> [Written instruction] Could you rewrite the lines below, changing every "chevron-right-icon" to "arrow-right-icon" and leaving everything else unchanged?
______________________________
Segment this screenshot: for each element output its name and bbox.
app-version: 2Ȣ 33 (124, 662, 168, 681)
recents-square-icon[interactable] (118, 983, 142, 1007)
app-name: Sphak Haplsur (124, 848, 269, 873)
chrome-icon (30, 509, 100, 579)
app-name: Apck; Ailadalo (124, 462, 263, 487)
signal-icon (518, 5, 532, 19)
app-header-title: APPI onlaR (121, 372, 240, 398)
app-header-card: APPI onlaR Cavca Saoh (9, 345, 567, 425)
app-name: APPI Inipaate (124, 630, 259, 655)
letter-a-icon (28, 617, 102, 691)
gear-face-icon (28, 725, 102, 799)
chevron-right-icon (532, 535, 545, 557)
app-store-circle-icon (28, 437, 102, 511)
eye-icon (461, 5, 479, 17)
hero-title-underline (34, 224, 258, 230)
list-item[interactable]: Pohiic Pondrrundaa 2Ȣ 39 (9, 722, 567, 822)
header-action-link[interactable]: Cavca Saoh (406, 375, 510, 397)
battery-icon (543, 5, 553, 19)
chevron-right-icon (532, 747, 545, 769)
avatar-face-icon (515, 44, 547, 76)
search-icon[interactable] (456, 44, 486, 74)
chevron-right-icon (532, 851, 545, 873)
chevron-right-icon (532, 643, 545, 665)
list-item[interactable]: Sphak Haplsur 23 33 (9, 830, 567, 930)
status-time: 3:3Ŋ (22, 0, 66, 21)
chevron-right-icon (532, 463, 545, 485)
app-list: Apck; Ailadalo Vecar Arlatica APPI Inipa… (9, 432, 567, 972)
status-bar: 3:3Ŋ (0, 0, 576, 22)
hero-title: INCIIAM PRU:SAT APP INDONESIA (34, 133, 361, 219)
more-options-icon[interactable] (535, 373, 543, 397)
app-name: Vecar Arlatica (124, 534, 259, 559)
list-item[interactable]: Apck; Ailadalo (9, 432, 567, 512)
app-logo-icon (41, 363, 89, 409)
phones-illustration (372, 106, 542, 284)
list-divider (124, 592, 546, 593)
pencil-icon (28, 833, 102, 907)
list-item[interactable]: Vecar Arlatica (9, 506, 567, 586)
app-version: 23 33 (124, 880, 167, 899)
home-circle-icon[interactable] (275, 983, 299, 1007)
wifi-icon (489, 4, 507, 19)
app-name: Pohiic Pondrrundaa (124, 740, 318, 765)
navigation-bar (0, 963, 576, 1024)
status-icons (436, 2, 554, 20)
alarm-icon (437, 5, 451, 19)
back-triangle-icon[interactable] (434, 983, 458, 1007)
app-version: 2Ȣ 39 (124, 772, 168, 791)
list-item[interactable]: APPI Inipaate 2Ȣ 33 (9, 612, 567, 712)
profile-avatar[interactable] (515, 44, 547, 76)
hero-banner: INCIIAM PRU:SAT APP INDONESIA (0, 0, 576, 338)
______________________________
> [Written solution]
Segment this screenshot: for each element output its name and bbox.
app-version: 2Ȣ 33 (124, 662, 168, 681)
recents-square-icon[interactable] (118, 983, 142, 1007)
app-name: Sphak Haplsur (124, 848, 269, 873)
chrome-icon (30, 509, 100, 579)
app-name: Apck; Ailadalo (124, 462, 263, 487)
signal-icon (518, 5, 532, 19)
app-header-title: APPI onlaR (121, 372, 240, 398)
app-header-card: APPI onlaR Cavca Saoh (9, 345, 567, 425)
app-name: APPI Inipaate (124, 630, 259, 655)
letter-a-icon (28, 617, 102, 691)
gear-face-icon (28, 725, 102, 799)
arrow-right-icon (532, 535, 545, 557)
app-store-circle-icon (28, 437, 102, 511)
eye-icon (461, 5, 479, 17)
hero-title-underline (34, 224, 258, 230)
list-item[interactable]: Pohiic Pondrrundaa 2Ȣ 39 (9, 722, 567, 822)
header-action-link[interactable]: Cavca Saoh (406, 375, 510, 397)
battery-icon (543, 5, 553, 19)
arrow-right-icon (532, 747, 545, 769)
avatar-face-icon (515, 44, 547, 76)
search-icon[interactable] (456, 44, 486, 74)
arrow-right-icon (532, 851, 545, 873)
arrow-right-icon (532, 643, 545, 665)
list-item[interactable]: Sphak Haplsur 23 33 (9, 830, 567, 930)
status-time: 3:3Ŋ (22, 0, 66, 21)
arrow-right-icon (532, 463, 545, 485)
app-list: Apck; Ailadalo Vecar Arlatica APPI Inipa… (9, 432, 567, 972)
status-bar: 3:3Ŋ (0, 0, 576, 22)
hero-title: INCIIAM PRU:SAT APP INDONESIA (34, 133, 361, 219)
more-options-icon[interactable] (535, 373, 543, 397)
app-name: Vecar Arlatica (124, 534, 259, 559)
list-item[interactable]: Apck; Ailadalo (9, 432, 567, 512)
app-logo-icon (41, 363, 89, 409)
phones-illustration (372, 106, 542, 284)
list-divider (124, 592, 546, 593)
pencil-icon (28, 833, 102, 907)
list-item[interactable]: Vecar Arlatica (9, 506, 567, 586)
app-version: 23 33 (124, 880, 167, 899)
home-circle-icon[interactable] (275, 983, 299, 1007)
wifi-icon (489, 4, 507, 19)
app-name: Pohiic Pondrrundaa (124, 740, 318, 765)
navigation-bar (0, 963, 576, 1024)
status-icons (436, 2, 554, 20)
alarm-icon (437, 5, 451, 19)
back-triangle-icon[interactable] (434, 983, 458, 1007)
app-version: 2Ȣ 39 (124, 772, 168, 791)
list-item[interactable]: APPI Inipaate 2Ȣ 33 (9, 612, 567, 712)
profile-avatar[interactable] (515, 44, 547, 76)
hero-banner: INCIIAM PRU:SAT APP INDONESIA (0, 0, 576, 338)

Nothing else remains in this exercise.